[Collected data entries]
%%

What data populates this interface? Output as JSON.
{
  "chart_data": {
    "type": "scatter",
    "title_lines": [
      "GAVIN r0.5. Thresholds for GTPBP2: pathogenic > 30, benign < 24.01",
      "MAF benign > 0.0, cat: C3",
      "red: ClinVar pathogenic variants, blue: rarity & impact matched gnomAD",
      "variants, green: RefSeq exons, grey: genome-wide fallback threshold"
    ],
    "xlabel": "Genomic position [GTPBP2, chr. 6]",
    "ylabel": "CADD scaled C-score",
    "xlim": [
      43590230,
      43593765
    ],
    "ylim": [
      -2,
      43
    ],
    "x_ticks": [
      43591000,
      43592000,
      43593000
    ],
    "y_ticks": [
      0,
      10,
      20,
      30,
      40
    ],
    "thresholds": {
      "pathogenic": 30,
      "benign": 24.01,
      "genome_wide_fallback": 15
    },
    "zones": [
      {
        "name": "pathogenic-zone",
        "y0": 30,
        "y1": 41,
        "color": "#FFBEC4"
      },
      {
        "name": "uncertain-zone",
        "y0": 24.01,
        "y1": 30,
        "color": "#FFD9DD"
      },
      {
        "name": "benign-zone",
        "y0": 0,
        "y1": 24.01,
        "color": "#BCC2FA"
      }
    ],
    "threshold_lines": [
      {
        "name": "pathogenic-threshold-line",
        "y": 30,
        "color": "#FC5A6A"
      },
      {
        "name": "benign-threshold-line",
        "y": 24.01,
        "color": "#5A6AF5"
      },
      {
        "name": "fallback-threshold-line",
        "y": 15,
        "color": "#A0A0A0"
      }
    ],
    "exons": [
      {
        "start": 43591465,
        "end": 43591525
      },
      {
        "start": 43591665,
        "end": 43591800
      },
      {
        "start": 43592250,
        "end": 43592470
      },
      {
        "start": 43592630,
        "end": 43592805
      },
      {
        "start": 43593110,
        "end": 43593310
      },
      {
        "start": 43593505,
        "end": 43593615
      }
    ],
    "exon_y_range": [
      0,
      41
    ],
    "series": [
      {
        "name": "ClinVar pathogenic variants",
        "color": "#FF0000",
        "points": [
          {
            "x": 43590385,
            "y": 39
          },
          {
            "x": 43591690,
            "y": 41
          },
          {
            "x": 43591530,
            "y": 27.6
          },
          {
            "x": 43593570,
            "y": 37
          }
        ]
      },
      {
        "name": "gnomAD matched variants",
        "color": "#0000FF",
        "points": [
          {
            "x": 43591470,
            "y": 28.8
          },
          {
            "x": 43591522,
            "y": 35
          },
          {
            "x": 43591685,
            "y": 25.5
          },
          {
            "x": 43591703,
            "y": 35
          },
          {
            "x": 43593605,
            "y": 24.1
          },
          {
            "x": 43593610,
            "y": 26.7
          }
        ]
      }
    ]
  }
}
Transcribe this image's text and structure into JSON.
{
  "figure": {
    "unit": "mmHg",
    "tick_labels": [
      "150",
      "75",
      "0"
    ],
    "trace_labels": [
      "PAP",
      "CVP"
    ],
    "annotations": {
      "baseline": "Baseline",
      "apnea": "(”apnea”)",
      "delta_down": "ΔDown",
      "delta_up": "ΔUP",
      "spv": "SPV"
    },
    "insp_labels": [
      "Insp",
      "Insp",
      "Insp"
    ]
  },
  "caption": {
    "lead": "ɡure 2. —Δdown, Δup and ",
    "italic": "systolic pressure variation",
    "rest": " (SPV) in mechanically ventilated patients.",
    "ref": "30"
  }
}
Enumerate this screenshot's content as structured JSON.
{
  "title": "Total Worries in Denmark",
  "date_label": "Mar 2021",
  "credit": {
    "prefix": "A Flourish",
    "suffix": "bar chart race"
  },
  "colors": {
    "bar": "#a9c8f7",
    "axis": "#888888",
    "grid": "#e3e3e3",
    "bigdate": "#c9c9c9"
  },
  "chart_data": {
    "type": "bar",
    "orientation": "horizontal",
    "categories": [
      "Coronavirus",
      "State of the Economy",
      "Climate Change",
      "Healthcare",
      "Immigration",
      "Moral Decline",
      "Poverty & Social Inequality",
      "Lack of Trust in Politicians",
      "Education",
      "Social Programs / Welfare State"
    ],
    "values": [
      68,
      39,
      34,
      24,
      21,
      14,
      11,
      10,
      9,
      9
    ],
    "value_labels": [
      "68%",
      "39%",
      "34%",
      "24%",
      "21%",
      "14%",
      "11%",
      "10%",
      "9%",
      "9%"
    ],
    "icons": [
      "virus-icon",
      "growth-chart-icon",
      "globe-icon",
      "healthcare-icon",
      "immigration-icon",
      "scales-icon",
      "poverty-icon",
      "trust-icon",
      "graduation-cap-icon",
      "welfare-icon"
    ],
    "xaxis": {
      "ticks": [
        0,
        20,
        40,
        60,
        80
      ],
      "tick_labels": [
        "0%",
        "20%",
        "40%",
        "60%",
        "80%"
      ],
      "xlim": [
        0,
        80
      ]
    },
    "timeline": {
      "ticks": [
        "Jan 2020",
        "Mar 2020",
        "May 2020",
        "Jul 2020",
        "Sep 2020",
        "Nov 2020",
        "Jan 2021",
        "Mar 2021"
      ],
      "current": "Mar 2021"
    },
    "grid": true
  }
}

%%

Activity:
With nothing added or dropped, write out every entry.

Response area:
What data populates this interface? Output as JSON.
{
  "chart_data": {
    "type": "scatter",
    "title_lines": [
      "GAVIN r0.5. Thresholds for GTPBP2: pathogenic > 30, benign < 24.01",
      "MAF benign > 0.0, cat: C3",
      "red: ClinVar pathogenic variants, blue: rarity & impact matched gnomAD",
      "variants, green: RefSeq exons, grey: genome-wide fallback threshold"
    ],
    "xlabel": "Genomic position [GTPBP2, chr. 6]",
    "ylabel": "CADD scaled C-score",
    "xlim": [
      43590230,
      43593765
    ],
    "ylim": [
      -2,
      43
    ],
    "x_ticks": [
      43591000,
      43592000,
      43593000
    ],
    "y_ticks": [
      0,
      10,
      20,
      30,
      40
    ],
    "thresholds": {
      "pathogenic": 30,
      "benign": 24.01,
      "genome_wide_fallback": 15
    },
    "zones": [
      {
        "name": "pathogenic-zone",
        "y0": 30,
        "y1": 41,
        "color": "#FFBEC4"
      },
      {
        "name": "uncertain-zone",
        "y0": 24.01,
        "y1": 30,
        "color": "#FFD9DD"
      },
      {
        "name": "benign-zone",
        "y0": 0,
        "y1": 24.01,
        "color": "#BCC2FA"
      }
    ],
    "threshold_lines": [
      {
        "name": "pathogenic-threshold-line",
        "y": 30,
        "color": "#FC5A6A"
      },
      {
        "name": "benign-threshold-line",
        "y": 24.01,
        "color": "#5A6AF5"
      },
      {
        "name": "fallback-threshold-line",
        "y": 15,
        "color": "#A0A0A0"
      }
    ],
    "exons": [
      {
        "start": 43591465,
        "end": 43591525
      },
      {
        "start": 43591665,
        "end": 43591800
      },
      {
        "start": 43592250,
        "end": 43592470
      },
      {
        "start": 43592630,
        "end": 43592805
      },
      {
        "start": 43593110,
        "end": 43593310
      },
      {
        "start": 43593505,
        "end": 43593615
      }
    ],
    "exon_y_range": [
      0,
      41
    ],
    "series": [
      {
        "name": "ClinVar pathogenic variants",
        "color": "#FF0000",
        "points": [
          {
            "x": 43590385,
            "y": 39
          },
          {
            "x": 43591690,
            "y": 41
          },
          {
            "x": 43591530,
            "y": 27.6
          },
          {
            "x": 43593570,
            "y": 37
          }
        ]
      },
      {
        "name": "gnomAD matched variants",
        "color": "#0000FF",
        "points": [
          {
            "x": 43591470,
            "y": 28.8
          },
          {
            "x": 43591522,
            "y": 35
          },
          {
            "x": 43591685,
            "y": 25.5
          },
          {
            "x": 43591703,
            "y": 35
          },
          {
            "x": 43593605,
            "y": 24.1
          },
          {
            "x": 43593610,
            "y": 26.7
          }
        ]
      }
    ]
  }
}
Transcribe this image's text and structure into JSON.
{
  "figure": {
    "unit": "mmHg",
    "tick_labels": [
      "150",
      "75",
      "0"
    ],
    "trace_labels": [
      "PAP",
      "CVP"
    ],
    "annotations": {
      "baseline": "Baseline",
      "apnea": "(”apnea”)",
      "delta_down": "ΔDown",
      "delta_up": "ΔUP",
      "spv": "SPV"
    },
    "insp_labels": [
      "Insp",
      "Insp",
      "Insp"
    ]
  },
  "caption": {
    "lead": "ɡure 2. —Δdown, Δup and ",
    "italic": "systolic pressure variation",
    "rest": " (SPV) in mechanically ventilated patients.",
    "ref": "30"
  }
}
Enumerate this screenshot's content as structured JSON.
{
  "title": "Total Worries in Denmark",
  "date_label": "Mar 2021",
  "credit": {
    "prefix": "A Flourish",
    "suffix": "bar chart race"
  },
  "colors": {
    "bar": "#a9c8f7",
    "axis": "#888888",
    "grid": "#e3e3e3",
    "bigdate": "#c9c9c9"
  },
  "chart_data": {
    "type": "bar",
    "orientation": "horizontal",
    "categories": [
      "Coronavirus",
      "State of the Economy",
      "Climate Change",
      "Healthcare",
      "Immigration",
      "Moral Decline",
      "Poverty & Social Inequality",
      "Lack of Trust in Politicians",
      "Education",
      "Social Programs / Welfare State"
    ],
    "values": [
      68,
      39,
      34,
      24,
      21,
      14,
      11,
      10,
      9,
      9
    ],
    "value_labels": [
      "68%",
      "39%",
      "34%",
      "24%",
      "21%",
      "14%",
      "11%",
      "10%",
      "9%",
      "9%"
    ],
    "icons": [
      "virus-icon",
      "growth-chart-icon",
      "globe-icon",
      "healthcare-icon",
      "immigration-icon",
      "scales-icon",
      "poverty-icon",
      "trust-icon",
      "graduation-cap-icon",
      "welfare-icon"
    ],
    "xaxis": {
      "ticks": [
        0,
        20,
        40,
        60,
        80
      ],
      "tick_labels": [
        "0%",
        "20%",
        "40%",
        "60%",
        "80%"
      ],
      "xlim": [
        0,
        80
      ]
    },
    "timeline": {
      "ticks": [
        "Jan 2020",
        "Mar 2020",
        "May 2020",
        "Jul 2020",
        "Sep 2020",
        "Nov 2020",
        "Jan 2021",
        "Mar 2021"
      ],
      "current": "Mar 2021"
    },
    "grid": true
  }
}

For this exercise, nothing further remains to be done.